Objective >> Each entry that follows must be output without any deviation.

Dataset records >>
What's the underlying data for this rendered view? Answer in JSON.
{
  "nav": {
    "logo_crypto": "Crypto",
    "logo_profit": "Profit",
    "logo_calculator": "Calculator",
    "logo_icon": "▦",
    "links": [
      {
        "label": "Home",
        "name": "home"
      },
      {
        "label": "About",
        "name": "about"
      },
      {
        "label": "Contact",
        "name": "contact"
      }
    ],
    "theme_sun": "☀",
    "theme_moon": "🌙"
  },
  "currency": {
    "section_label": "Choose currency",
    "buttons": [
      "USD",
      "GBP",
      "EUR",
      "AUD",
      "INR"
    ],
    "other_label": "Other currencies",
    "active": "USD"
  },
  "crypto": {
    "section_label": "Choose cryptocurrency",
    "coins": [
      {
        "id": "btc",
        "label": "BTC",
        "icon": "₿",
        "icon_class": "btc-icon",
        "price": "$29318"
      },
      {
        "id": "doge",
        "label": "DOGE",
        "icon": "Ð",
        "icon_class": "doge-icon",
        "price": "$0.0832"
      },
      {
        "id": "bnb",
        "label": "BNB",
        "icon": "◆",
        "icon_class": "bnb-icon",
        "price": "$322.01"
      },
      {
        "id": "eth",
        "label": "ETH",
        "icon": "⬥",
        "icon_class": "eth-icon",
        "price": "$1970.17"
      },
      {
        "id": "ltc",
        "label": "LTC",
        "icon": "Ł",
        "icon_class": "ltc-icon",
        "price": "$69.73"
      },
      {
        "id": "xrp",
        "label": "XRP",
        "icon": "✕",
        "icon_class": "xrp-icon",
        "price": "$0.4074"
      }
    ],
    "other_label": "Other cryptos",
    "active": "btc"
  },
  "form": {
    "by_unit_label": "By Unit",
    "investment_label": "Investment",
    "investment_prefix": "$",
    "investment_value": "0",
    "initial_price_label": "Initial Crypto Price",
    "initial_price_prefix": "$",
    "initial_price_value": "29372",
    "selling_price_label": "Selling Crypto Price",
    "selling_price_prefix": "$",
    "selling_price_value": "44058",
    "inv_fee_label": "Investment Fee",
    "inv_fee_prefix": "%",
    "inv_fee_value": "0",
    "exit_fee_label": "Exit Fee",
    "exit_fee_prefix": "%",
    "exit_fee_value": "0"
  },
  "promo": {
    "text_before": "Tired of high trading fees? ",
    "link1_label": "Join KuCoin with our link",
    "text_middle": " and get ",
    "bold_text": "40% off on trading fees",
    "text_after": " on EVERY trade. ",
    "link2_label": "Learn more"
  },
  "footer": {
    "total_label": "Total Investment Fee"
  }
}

Task answer >>
What's the underlying data for this rendered view? Answer in JSON.
{
  "nav": {
    "logo_crypto": "Crypto",
    "logo_profit": "Profit",
    "logo_calculator": "Calculator",
    "logo_icon": "▦",
    "links": [
      {
        "label": "Home",
        "name": "home"
      },
      {
        "label": "About",
        "name": "about"
      },
      {
        "label": "Contact",
        "name": "contact"
      }
    ],
    "theme_sun": "☀",
    "theme_moon": "🌙"
  },
  "currency": {
    "section_label": "Choose currency",
    "buttons": [
      "USD",
      "GBP",
      "EUR",
      "AUD",
      "INR"
    ],
    "other_label": "Other currencies",
    "active": "USD"
  },
  "crypto": {
    "section_label": "Choose cryptocurrency",
    "coins": [
      {
        "id": "btc",
        "label": "BTC",
        "icon": "₿",
        "icon_class": "btc-icon",
        "price": "$29318"
      },
      {
        "id": "doge",
        "label": "DOGE",
        "icon": "Ð",
        "icon_class": "doge-icon",
        "price": "$0.0832"
      },
      {
        "id": "bnb",
        "label": "BNB",
        "icon": "◆",
        "icon_class": "bnb-icon",
        "price": "$322.01"
      },
      {
        "id": "eth",
        "label": "ETH",
        "icon": "⬥",
        "icon_class": "eth-icon",
        "price": "$1970.17"
      },
      {
        "id": "ltc",
        "label": "LTC",
        "icon": "Ł",
        "icon_class": "ltc-icon",
        "price": "$69.73"
      },
      {
        "id": "xrp",
        "label": "XRP",
        "icon": "✕",
        "icon_class": "xrp-icon",
        "price": "$0.4074"
      }
    ],
    "other_label": "Other cryptos",
    "active": "btc"
  },
  "form": {
    "by_unit_label": "By Unit",
    "investment_label": "Investment",
    "investment_prefix": "$",
    "investment_value": "0",
    "initial_price_label": "Initial Crypto Price",
    "initial_price_prefix": "$",
    "initial_price_value": "29372",
    "selling_price_label": "Selling Crypto Price",
    "selling_price_prefix": "$",
    "selling_price_value": "44058",
    "inv_fee_label": "Investment Fee",
    "inv_fee_prefix": "%",
    "inv_fee_value": "0",
    "exit_fee_label": "Exit Fee",
    "exit_fee_prefix": "%",
    "exit_fee_value": "0"
  },
  "promo": {
    "text_before": "Tired of high trading fees? ",
    "link1_label": "Join KuCoin with our link",
    "text_middle": " and get ",
    "bold_text": "40% off on trading fees",
    "text_after": " on EVERY trade. ",
    "link2_label": "Learn more"
  },
  "footer": {
    "total_label": "Total Investment Fee"
  }
}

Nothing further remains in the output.